* begin THE INPUT *
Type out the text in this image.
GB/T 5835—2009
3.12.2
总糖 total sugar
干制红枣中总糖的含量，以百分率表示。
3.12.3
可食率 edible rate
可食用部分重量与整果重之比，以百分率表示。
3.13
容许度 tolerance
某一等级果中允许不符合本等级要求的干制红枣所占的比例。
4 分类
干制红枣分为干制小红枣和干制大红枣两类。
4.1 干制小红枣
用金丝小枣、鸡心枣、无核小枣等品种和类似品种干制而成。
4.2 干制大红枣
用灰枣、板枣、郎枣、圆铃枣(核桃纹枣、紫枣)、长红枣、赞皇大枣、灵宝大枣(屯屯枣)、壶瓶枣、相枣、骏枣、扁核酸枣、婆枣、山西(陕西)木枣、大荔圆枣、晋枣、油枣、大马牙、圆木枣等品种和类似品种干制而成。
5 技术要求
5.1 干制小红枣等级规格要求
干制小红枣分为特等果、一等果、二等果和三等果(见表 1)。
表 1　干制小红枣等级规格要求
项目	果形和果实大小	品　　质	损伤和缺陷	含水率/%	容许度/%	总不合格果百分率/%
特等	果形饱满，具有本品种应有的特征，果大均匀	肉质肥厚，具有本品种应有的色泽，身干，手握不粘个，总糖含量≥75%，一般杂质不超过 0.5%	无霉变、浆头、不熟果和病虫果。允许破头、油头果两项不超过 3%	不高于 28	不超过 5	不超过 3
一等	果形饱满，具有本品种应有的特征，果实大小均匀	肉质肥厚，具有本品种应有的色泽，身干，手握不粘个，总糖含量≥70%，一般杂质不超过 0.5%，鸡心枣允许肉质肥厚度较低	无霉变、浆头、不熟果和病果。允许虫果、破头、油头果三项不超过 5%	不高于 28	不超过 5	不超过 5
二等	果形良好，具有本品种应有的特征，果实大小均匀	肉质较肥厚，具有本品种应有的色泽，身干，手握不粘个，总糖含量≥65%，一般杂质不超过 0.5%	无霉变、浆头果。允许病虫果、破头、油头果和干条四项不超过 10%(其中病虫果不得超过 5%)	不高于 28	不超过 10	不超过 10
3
* end THE INPUT *
* begin THE INPUT *
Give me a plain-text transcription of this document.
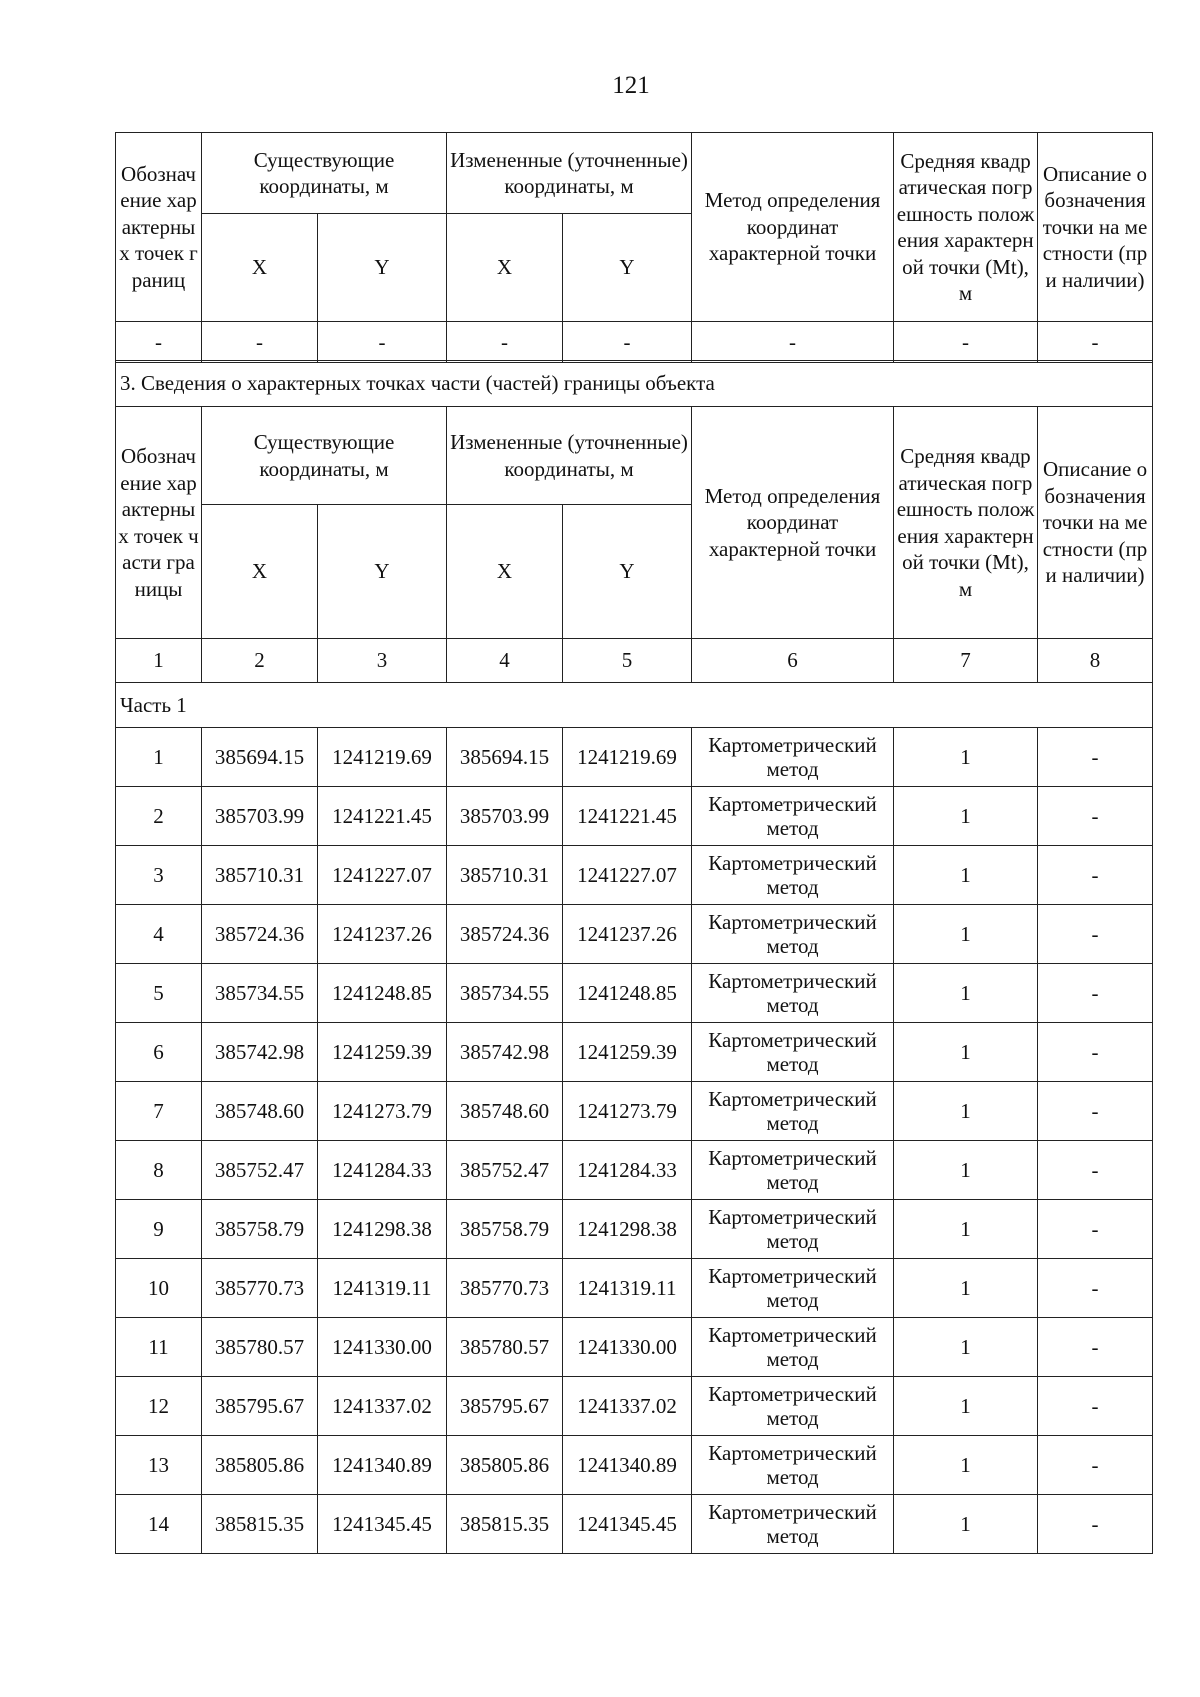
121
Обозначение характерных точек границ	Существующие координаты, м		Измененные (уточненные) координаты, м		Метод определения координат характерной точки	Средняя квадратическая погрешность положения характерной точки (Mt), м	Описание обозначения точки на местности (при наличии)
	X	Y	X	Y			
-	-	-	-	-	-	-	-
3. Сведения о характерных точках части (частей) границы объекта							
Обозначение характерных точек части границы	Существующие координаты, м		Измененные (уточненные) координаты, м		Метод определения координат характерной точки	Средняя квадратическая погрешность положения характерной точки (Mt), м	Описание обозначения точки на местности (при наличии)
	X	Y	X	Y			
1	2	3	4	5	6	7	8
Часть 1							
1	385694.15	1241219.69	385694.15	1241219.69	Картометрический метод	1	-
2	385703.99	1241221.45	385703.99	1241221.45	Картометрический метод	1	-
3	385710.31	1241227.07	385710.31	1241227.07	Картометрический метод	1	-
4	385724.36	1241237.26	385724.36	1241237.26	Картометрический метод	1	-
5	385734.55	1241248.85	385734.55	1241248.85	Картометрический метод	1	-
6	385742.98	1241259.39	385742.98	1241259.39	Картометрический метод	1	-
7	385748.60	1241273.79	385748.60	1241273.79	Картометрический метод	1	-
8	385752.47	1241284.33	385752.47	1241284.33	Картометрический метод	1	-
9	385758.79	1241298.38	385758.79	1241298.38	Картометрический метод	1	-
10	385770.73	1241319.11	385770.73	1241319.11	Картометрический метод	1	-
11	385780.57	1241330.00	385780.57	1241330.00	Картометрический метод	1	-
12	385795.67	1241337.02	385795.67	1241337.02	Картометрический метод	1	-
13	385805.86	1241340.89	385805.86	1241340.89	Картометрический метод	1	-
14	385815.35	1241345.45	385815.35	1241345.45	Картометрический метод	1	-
* end THE INPUT *
* begin THE INPUT *
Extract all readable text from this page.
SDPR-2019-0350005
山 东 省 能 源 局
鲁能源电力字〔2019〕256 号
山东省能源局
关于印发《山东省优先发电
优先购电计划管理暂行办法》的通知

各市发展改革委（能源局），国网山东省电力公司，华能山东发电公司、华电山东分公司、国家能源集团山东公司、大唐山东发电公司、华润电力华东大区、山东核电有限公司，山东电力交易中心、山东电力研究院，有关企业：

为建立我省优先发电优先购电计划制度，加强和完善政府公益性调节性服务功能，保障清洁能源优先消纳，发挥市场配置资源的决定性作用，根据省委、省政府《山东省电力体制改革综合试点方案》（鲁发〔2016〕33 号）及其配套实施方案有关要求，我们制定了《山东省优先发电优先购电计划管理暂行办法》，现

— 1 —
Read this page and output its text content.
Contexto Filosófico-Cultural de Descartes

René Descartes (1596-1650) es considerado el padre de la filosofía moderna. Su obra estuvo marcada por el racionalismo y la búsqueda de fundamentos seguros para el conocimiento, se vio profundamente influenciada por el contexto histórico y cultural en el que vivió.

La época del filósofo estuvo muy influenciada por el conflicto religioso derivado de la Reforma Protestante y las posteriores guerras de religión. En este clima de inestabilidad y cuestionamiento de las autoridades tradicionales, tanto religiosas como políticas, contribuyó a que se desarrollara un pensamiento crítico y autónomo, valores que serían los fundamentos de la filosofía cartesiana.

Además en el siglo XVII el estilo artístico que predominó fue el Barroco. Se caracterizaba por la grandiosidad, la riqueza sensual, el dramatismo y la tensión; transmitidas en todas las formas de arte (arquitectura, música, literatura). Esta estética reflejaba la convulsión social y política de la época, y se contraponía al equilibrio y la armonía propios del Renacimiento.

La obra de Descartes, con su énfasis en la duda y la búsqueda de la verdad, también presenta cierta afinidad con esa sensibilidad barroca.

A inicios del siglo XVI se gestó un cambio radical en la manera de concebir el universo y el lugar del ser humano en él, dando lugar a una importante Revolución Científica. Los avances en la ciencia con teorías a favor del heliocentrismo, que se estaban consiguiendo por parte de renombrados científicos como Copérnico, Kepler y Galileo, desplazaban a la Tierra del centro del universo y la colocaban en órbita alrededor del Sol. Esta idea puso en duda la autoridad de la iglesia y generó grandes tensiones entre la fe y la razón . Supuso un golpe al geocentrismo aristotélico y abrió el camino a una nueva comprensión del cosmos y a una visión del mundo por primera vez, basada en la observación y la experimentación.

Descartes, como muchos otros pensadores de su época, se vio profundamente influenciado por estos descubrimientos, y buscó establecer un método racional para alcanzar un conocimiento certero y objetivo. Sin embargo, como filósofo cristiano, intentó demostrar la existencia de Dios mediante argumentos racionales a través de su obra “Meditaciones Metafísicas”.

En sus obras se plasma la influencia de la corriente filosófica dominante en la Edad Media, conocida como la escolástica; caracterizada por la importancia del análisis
* end THE INPUT *
### OBJECTIVE
The word "具有本品种应有的色泽" appears in how many lines of the data? Answer with only the number.

### SOLUTION TO THIS PROBLEM
3